Visual layout annotation data
++++++++++++++++++++
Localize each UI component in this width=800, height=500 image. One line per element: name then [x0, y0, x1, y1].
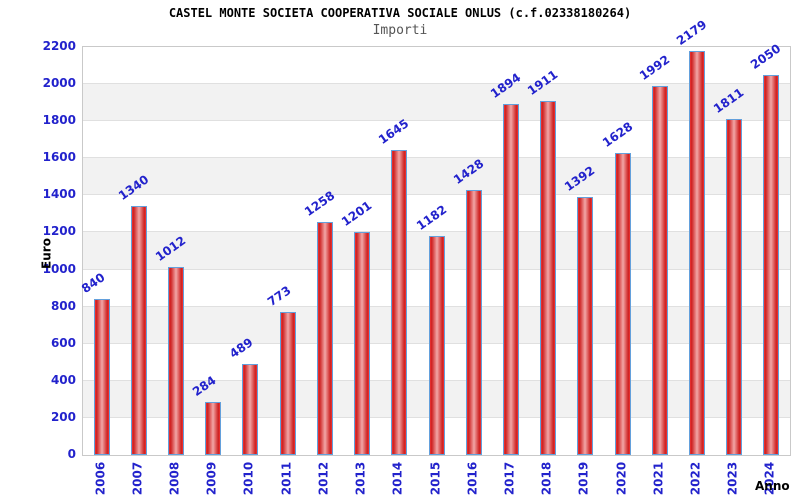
gridline	[83, 157, 790, 159]
x-tick-label: 2006	[93, 461, 108, 496]
bar	[354, 232, 371, 455]
bar	[465, 190, 482, 455]
bar	[688, 51, 705, 455]
x-tick-label: 2011	[279, 461, 294, 496]
bar	[763, 75, 780, 455]
bar	[577, 197, 594, 455]
x-tick-label: 2008	[167, 461, 182, 496]
y-tick-label: 800	[50, 298, 76, 313]
bar-value-label: 1182	[413, 202, 449, 233]
x-tick-label: 2021	[651, 461, 666, 496]
x-tick-label: 2023	[725, 461, 740, 496]
bar	[651, 86, 668, 455]
gridline	[83, 231, 790, 233]
y-tick-label: 1800	[42, 113, 76, 128]
y-tick-label: 1600	[42, 150, 76, 165]
x-tick-label: 2012	[316, 461, 331, 496]
x-tick-label: 2014	[390, 461, 405, 496]
x-axis-title: Anno	[755, 479, 790, 493]
bar	[540, 101, 557, 455]
x-tick-label: 2017	[502, 461, 517, 496]
x-tick-label: 2009	[204, 461, 219, 496]
bar	[614, 153, 631, 455]
bar	[242, 364, 259, 455]
x-tick-label: 2020	[614, 461, 629, 496]
bar-value-label: 1628	[599, 119, 635, 150]
y-tick-label: 0	[67, 447, 76, 461]
x-tick-label: 2022	[688, 461, 703, 496]
plot-band	[83, 158, 790, 196]
bar-value-label: 1201	[339, 198, 375, 229]
y-tick-label: 400	[50, 372, 76, 387]
bar	[279, 312, 296, 455]
y-tick-label: 200	[50, 409, 76, 424]
bar	[428, 236, 445, 455]
bar-value-label: 2050	[748, 41, 784, 72]
y-tick-label: 600	[50, 335, 76, 350]
x-tick-label: 2019	[576, 461, 591, 496]
y-tick-label: 1400	[42, 187, 76, 202]
x-tick-label: 2015	[428, 461, 442, 496]
bar-value-label: 840	[78, 270, 108, 296]
x-tick-label: 2018	[539, 461, 554, 496]
bar	[316, 222, 333, 455]
gridline	[83, 120, 790, 122]
bar	[726, 119, 743, 455]
bar	[168, 267, 185, 455]
plot-band	[83, 84, 790, 122]
y-tick-label: 2200	[42, 39, 76, 53]
x-tick-label: 2013	[353, 461, 368, 496]
bar	[130, 206, 147, 455]
bar-value-label: 1645	[376, 116, 412, 147]
y-tick-label: 1200	[42, 224, 76, 239]
x-tick-label: 2007	[130, 461, 145, 496]
chart-subtitle: Importi	[372, 23, 428, 38]
bar	[205, 402, 222, 455]
gridline	[83, 194, 790, 196]
bar	[391, 150, 408, 455]
plot-area: 840 1340 1012 284 489 773 1258 1201 1645 1182 1428…	[78, 17, 791, 456]
gridline	[83, 83, 790, 85]
y-tick-label: 2000	[42, 76, 76, 91]
bar	[93, 299, 110, 455]
y-tick-label: 1000	[42, 261, 76, 276]
bar-value-label: 1992	[636, 52, 673, 83]
y-axis-title: Euro	[39, 238, 54, 269]
x-tick-label: 2010	[241, 461, 256, 496]
bar	[502, 104, 519, 455]
chart-title: CASTEL MONTE SOCIETA COOPERATIVA SOCIALE…	[168, 6, 632, 20]
x-tick-label: 2016	[465, 461, 480, 496]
++++++++++++++++++++
Arrange the lines as a Markdown table with the columns "Row" and "Line", starting at the line containing "157, 790, 159]" and ending with the line containing "461, 591, 496]", both included. Skip any blank lines.

Solution to this task
| Row | Line |
|---|---|
| 1 | gridline	[83, 157, 790, 159] |
| 2 | x-tick-label: 2006	[93, 461, 108, 496] |
| 3 | bar	[354, 232, 371, 455] |
| 4 | bar	[465, 190, 482, 455] |
| 5 | bar	[688, 51, 705, 455] |
| 6 | x-tick-label: 2011	[279, 461, 294, 496] |
| 7 | bar	[763, 75, 780, 455] |
| 8 | bar	[577, 197, 594, 455] |
| 9 | x-tick-label: 2008	[167, 461, 182, 496] |
| 10 | y-tick-label: 800	[50, 298, 76, 313] |
| 11 | bar-value-label: 1182	[413, 202, 449, 233] |
| 12 | x-tick-label: 2021	[651, 461, 666, 496] |
| 13 | x-tick-label: 2023	[725, 461, 740, 496] |
| 14 | bar	[651, 86, 668, 455] |
| 15 | gridline	[83, 231, 790, 233] |
| 16 | y-tick-label: 1800	[42, 113, 76, 128] |
| 17 | y-tick-label: 1600	[42, 150, 76, 165] |
| 18 | x-tick-label: 2012	[316, 461, 331, 496] |
| 19 | x-tick-label: 2014	[390, 461, 405, 496] |
| 20 | x-axis-title: Anno	[755, 479, 790, 493] |
| 21 | bar	[540, 101, 557, 455] |
| 22 | x-tick-label: 2017	[502, 461, 517, 496] |
| 23 | x-tick-label: 2009	[204, 461, 219, 496] |
| 24 | bar	[614, 153, 631, 455] |
| 25 | bar	[242, 364, 259, 455] |
| 26 | x-tick-label: 2020	[614, 461, 629, 496] |
| 27 | bar-value-label: 1628	[599, 119, 635, 150] |
| 28 | y-tick-label: 0	[67, 447, 76, 461] |
| 29 | x-tick-label: 2022	[688, 461, 703, 496] |
| 30 | plot-band	[83, 158, 790, 196] |
| 31 | bar-value-label: 1201	[339, 198, 375, 229] |
| 32 | y-tick-label: 400	[50, 372, 76, 387] |
| 33 | bar	[279, 312, 296, 455] |
| 34 | y-tick-label: 200	[50, 409, 76, 424] |
| 35 | bar	[428, 236, 445, 455] |
| 36 | bar-value-label: 2050	[748, 41, 784, 72] |
| 37 | y-tick-label: 600	[50, 335, 76, 350] |
| 38 | x-tick-label: 2019	[576, 461, 591, 496] |